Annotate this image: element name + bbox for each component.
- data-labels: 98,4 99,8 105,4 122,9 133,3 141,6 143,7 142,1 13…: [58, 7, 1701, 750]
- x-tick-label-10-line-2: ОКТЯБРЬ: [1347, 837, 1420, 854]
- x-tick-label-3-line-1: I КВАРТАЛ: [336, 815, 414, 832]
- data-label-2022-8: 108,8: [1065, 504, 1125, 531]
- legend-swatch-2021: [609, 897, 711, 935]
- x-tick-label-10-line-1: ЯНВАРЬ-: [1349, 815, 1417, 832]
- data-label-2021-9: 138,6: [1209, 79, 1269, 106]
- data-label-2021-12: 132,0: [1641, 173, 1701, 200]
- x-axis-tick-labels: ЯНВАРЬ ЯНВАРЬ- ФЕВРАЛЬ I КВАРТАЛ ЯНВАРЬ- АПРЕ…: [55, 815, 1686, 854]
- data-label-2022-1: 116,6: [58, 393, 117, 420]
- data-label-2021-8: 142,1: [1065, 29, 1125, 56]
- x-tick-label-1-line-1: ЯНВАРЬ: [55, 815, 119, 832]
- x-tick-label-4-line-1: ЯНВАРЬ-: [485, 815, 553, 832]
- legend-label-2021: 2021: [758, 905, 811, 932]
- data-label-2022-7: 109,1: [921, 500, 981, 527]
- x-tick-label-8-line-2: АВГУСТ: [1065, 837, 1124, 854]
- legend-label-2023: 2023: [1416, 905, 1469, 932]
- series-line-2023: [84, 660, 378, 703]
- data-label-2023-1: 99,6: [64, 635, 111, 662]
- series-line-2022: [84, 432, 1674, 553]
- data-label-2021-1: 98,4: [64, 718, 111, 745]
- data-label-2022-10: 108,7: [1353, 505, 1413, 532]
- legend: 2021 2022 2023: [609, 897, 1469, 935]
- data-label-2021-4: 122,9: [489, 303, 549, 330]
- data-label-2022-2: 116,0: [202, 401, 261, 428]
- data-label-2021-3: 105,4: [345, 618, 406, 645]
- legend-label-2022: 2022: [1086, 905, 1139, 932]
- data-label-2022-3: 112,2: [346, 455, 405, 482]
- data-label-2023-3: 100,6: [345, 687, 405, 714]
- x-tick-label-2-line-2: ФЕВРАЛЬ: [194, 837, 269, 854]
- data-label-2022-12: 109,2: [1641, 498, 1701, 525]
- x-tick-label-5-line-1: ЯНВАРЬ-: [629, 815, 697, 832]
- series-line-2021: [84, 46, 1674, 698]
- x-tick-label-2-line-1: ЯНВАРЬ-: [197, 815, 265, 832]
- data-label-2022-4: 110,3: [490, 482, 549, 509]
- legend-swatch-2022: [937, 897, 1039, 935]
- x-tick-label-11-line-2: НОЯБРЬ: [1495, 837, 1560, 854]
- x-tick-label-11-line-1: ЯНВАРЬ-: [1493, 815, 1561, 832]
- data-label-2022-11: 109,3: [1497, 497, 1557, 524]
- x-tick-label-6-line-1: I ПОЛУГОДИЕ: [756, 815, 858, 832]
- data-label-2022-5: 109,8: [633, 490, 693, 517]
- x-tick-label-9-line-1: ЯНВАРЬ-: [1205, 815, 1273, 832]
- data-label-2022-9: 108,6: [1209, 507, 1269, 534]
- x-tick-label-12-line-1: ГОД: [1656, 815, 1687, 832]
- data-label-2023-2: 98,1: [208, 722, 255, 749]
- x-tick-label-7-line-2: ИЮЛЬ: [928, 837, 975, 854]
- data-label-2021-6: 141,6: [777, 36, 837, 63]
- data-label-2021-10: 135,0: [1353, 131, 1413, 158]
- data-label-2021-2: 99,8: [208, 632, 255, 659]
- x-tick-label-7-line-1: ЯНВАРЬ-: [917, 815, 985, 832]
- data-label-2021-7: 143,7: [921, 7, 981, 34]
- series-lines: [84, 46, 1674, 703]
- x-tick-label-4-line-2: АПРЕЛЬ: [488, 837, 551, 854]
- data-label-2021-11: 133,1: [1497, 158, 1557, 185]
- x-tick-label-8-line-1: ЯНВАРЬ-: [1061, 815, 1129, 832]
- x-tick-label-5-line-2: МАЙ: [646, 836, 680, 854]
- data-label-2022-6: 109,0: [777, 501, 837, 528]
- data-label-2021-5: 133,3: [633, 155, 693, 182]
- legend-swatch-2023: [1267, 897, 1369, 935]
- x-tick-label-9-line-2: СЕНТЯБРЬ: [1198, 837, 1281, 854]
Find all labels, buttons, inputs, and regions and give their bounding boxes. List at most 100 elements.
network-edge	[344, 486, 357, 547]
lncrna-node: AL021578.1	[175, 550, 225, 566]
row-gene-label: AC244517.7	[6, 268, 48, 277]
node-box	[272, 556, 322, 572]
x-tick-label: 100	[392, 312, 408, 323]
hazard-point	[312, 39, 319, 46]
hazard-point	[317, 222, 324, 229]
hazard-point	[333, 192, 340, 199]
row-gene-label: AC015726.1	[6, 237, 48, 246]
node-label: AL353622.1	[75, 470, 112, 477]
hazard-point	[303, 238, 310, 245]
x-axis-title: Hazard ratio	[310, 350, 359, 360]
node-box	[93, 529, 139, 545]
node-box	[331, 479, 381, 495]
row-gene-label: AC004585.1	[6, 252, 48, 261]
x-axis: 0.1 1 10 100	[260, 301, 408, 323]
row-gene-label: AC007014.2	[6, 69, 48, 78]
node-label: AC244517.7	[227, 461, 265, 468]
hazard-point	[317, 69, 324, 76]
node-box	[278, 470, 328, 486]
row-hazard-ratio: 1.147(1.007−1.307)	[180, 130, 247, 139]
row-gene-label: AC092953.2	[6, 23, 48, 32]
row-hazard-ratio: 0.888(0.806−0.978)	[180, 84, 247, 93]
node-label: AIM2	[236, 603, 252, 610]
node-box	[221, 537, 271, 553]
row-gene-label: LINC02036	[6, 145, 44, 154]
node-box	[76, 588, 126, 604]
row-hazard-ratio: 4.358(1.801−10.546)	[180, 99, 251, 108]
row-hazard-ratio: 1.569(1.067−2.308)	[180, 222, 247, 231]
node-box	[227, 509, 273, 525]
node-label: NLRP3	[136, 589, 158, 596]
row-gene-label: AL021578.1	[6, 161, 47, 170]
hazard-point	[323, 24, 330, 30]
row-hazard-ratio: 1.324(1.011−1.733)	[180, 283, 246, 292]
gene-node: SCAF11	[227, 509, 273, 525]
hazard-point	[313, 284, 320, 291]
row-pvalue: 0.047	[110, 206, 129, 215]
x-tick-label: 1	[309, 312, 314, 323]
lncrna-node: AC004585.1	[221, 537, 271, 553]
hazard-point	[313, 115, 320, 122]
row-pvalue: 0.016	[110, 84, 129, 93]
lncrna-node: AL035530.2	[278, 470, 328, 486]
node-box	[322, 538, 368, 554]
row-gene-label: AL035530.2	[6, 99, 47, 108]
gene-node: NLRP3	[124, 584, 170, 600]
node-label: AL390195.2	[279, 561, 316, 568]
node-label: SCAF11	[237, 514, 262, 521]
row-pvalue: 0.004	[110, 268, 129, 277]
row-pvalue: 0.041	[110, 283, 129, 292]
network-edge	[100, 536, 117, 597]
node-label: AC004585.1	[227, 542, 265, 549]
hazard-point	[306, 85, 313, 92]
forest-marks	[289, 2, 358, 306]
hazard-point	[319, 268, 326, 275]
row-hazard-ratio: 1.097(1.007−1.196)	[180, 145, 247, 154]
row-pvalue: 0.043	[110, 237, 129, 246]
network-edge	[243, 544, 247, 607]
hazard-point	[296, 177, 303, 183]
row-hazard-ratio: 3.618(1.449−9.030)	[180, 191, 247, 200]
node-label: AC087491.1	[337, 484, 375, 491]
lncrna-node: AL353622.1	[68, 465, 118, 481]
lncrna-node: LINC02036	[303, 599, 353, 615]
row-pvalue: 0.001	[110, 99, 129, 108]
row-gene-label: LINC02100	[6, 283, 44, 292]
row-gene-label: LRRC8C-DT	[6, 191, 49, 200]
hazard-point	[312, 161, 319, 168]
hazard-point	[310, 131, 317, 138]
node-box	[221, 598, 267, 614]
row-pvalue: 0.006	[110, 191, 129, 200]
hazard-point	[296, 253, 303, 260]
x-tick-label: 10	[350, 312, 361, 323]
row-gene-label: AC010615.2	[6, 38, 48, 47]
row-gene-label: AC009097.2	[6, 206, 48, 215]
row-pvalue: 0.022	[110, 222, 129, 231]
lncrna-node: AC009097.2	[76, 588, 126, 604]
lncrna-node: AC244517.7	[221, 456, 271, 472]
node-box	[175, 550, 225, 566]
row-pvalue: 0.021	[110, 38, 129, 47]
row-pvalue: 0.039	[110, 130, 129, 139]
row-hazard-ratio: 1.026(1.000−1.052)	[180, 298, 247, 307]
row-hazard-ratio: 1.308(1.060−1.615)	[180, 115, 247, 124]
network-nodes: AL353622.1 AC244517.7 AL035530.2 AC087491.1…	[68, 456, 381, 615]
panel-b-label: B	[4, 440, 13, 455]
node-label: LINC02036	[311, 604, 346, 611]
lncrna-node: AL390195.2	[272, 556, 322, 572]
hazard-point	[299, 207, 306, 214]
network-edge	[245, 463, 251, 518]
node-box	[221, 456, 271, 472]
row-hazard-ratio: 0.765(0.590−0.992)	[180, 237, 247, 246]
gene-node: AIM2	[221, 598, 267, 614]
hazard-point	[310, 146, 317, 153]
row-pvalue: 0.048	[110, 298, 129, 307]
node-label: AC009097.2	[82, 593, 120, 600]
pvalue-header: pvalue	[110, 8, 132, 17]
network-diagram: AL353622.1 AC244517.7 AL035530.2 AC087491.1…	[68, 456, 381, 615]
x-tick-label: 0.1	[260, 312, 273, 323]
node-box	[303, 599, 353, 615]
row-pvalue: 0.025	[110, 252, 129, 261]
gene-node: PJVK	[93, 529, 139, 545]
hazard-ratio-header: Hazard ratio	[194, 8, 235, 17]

-- EXERCISE --
Print the items from the first line down to the line containing "- data-label-2021-4: 122,9: [489, 303, 549, 330]", reproducing each line exactly. Start at the first line and stop once that line has been printed.

-- WRITTEN SOLUTION --
Annotate this image: element name + bbox for each component.
- data-labels: 98,4 99,8 105,4 122,9 133,3 141,6 143,7 142,1 13…: [58, 7, 1701, 750]
- x-tick-label-10-line-2: ОКТЯБРЬ: [1347, 837, 1420, 854]
- x-tick-label-3-line-1: I КВАРТАЛ: [336, 815, 414, 832]
- data-label-2022-8: 108,8: [1065, 504, 1125, 531]
- legend-swatch-2021: [609, 897, 711, 935]
- x-tick-label-10-line-1: ЯНВАРЬ-: [1349, 815, 1417, 832]
- data-label-2021-9: 138,6: [1209, 79, 1269, 106]
- data-label-2021-12: 132,0: [1641, 173, 1701, 200]
- x-axis-tick-labels: ЯНВАРЬ ЯНВАРЬ- ФЕВРАЛЬ I КВАРТАЛ ЯНВАРЬ- АПРЕ…: [55, 815, 1686, 854]
- data-label-2022-1: 116,6: [58, 393, 117, 420]
- data-label-2021-8: 142,1: [1065, 29, 1125, 56]
- x-tick-label-1-line-1: ЯНВАРЬ: [55, 815, 119, 832]
- x-tick-label-4-line-1: ЯНВАРЬ-: [485, 815, 553, 832]
- legend-label-2021: 2021: [758, 905, 811, 932]
- data-label-2022-7: 109,1: [921, 500, 981, 527]
- x-tick-label-8-line-2: АВГУСТ: [1065, 837, 1124, 854]
- legend-label-2023: 2023: [1416, 905, 1469, 932]
- series-line-2023: [84, 660, 378, 703]
- data-label-2023-1: 99,6: [64, 635, 111, 662]
- series-line-2022: [84, 432, 1674, 553]
- data-label-2021-1: 98,4: [64, 718, 111, 745]
- data-label-2022-10: 108,7: [1353, 505, 1413, 532]
- legend: 2021 2022 2023: [609, 897, 1469, 935]
- data-label-2021-4: 122,9: [489, 303, 549, 330]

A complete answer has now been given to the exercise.